- _RECORDS SHOWN_:
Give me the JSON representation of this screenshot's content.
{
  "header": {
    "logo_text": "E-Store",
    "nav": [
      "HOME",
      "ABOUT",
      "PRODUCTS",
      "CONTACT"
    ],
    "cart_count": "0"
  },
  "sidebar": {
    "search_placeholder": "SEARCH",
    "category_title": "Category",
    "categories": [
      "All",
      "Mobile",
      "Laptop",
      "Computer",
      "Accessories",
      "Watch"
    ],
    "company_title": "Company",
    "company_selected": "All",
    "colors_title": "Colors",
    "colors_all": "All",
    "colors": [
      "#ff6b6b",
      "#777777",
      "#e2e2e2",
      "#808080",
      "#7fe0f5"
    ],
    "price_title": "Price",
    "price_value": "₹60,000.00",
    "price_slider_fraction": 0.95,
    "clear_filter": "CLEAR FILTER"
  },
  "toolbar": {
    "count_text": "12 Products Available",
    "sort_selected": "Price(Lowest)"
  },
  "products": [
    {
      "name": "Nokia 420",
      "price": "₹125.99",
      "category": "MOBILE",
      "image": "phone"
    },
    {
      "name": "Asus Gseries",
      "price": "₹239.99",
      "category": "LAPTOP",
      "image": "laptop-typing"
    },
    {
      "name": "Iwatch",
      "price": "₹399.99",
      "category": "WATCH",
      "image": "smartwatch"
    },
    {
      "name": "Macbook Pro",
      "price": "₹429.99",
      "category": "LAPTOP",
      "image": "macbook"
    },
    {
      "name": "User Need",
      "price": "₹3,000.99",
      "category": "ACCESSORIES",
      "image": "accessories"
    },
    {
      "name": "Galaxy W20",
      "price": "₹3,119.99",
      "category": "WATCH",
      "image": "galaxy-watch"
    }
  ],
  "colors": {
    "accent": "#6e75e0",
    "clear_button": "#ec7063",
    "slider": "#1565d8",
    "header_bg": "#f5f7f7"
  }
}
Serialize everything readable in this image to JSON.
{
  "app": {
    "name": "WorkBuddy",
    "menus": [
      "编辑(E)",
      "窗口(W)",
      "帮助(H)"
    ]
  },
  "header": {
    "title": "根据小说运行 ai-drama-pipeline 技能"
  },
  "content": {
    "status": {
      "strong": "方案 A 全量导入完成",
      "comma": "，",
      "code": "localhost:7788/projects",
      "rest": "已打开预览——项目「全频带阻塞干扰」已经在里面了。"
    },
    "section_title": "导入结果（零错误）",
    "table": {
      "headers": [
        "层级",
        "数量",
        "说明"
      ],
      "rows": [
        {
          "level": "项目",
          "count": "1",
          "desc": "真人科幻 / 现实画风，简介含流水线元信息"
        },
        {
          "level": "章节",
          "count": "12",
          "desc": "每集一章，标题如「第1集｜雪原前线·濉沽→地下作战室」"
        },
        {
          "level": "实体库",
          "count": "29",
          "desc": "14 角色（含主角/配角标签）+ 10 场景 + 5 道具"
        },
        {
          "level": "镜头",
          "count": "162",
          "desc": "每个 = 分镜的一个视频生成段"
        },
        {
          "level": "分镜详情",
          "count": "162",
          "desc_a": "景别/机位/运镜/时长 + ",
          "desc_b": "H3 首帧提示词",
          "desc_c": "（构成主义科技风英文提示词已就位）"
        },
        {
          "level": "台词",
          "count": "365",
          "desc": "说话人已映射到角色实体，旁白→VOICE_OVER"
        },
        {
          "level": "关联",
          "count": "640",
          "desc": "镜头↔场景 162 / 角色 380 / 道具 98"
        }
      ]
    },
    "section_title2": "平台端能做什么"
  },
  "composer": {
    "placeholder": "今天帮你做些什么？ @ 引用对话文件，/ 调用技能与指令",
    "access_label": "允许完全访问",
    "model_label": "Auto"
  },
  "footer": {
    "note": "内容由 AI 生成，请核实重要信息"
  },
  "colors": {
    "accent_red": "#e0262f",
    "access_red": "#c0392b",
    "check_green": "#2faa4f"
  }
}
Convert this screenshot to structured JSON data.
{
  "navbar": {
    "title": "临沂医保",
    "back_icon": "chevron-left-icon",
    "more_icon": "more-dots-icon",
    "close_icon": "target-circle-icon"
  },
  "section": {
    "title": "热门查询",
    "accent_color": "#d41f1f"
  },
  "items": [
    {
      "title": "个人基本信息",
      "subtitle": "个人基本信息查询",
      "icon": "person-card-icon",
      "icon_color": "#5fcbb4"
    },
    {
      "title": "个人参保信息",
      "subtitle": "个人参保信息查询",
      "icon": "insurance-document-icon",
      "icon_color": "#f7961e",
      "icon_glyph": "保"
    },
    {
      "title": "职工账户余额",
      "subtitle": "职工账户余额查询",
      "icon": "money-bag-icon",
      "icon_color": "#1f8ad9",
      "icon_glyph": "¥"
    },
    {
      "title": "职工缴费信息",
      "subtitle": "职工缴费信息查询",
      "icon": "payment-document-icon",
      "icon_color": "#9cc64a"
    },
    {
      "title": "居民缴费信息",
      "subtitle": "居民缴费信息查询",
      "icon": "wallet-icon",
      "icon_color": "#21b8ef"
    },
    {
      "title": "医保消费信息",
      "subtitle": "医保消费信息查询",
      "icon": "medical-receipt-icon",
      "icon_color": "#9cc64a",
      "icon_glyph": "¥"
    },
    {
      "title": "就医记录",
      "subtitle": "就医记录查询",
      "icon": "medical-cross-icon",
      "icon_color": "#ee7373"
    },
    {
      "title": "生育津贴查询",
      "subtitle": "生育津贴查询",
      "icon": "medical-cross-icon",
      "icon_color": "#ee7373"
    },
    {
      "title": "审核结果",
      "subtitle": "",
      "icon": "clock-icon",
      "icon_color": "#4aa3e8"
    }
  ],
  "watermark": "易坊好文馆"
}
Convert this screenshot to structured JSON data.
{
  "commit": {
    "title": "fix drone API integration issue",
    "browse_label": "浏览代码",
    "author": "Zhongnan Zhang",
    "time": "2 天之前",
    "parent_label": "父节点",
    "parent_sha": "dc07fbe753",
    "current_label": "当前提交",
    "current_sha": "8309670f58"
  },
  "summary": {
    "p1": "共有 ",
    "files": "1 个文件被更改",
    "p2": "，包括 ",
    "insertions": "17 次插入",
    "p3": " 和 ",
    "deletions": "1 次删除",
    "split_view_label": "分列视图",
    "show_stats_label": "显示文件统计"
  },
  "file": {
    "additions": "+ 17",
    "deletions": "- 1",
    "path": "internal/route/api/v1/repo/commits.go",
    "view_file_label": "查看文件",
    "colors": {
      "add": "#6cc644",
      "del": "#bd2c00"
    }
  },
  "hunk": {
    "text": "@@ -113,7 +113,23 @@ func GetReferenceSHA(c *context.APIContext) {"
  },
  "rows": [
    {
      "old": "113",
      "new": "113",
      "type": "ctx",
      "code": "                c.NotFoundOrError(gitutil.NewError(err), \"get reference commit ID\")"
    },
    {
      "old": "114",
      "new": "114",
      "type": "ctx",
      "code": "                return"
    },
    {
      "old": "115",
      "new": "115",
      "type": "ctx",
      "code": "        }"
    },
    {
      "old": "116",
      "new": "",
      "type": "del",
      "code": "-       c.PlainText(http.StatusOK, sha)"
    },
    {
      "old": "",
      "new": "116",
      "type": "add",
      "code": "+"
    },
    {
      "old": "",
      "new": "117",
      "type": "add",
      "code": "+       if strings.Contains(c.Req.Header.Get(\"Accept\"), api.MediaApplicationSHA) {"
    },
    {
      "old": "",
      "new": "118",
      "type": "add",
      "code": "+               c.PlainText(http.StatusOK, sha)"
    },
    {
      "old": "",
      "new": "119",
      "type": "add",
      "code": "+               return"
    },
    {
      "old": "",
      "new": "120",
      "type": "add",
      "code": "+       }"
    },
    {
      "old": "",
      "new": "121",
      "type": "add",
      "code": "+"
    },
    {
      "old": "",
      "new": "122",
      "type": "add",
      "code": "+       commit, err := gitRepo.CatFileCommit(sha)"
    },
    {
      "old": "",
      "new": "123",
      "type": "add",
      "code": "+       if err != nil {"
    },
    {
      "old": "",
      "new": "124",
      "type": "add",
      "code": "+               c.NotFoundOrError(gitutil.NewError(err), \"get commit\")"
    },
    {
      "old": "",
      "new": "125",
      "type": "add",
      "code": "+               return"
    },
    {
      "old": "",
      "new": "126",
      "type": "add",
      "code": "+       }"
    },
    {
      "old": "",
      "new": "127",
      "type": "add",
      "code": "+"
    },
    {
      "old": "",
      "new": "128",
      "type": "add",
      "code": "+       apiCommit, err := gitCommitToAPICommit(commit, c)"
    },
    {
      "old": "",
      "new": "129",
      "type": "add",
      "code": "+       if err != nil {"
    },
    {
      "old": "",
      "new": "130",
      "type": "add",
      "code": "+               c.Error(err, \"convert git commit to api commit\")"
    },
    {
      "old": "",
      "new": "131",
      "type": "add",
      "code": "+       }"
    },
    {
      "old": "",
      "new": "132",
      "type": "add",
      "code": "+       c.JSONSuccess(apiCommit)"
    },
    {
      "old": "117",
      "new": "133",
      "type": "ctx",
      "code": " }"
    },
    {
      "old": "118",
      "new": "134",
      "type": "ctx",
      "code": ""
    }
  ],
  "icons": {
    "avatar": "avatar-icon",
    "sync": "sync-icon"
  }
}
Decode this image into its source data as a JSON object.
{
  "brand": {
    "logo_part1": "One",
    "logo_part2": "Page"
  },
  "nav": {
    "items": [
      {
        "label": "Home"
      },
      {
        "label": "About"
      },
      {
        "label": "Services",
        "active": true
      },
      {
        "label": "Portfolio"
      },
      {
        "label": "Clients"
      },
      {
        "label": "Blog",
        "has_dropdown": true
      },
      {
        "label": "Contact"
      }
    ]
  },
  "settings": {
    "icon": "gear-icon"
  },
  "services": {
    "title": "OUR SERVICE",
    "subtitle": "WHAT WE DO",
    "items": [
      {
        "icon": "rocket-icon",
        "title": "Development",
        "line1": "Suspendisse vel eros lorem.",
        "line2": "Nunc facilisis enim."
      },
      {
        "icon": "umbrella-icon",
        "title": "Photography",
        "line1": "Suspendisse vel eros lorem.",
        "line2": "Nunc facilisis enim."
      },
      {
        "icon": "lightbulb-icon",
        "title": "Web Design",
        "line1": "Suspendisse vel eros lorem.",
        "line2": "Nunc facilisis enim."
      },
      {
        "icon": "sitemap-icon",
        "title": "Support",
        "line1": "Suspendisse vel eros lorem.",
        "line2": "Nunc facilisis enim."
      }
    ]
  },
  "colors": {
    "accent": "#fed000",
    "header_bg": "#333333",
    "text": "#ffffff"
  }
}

- _OBJECTIVE_: Tell how many lines hold the string "gitutil", giving the number and nothing else.

- _THE RESULT_: 2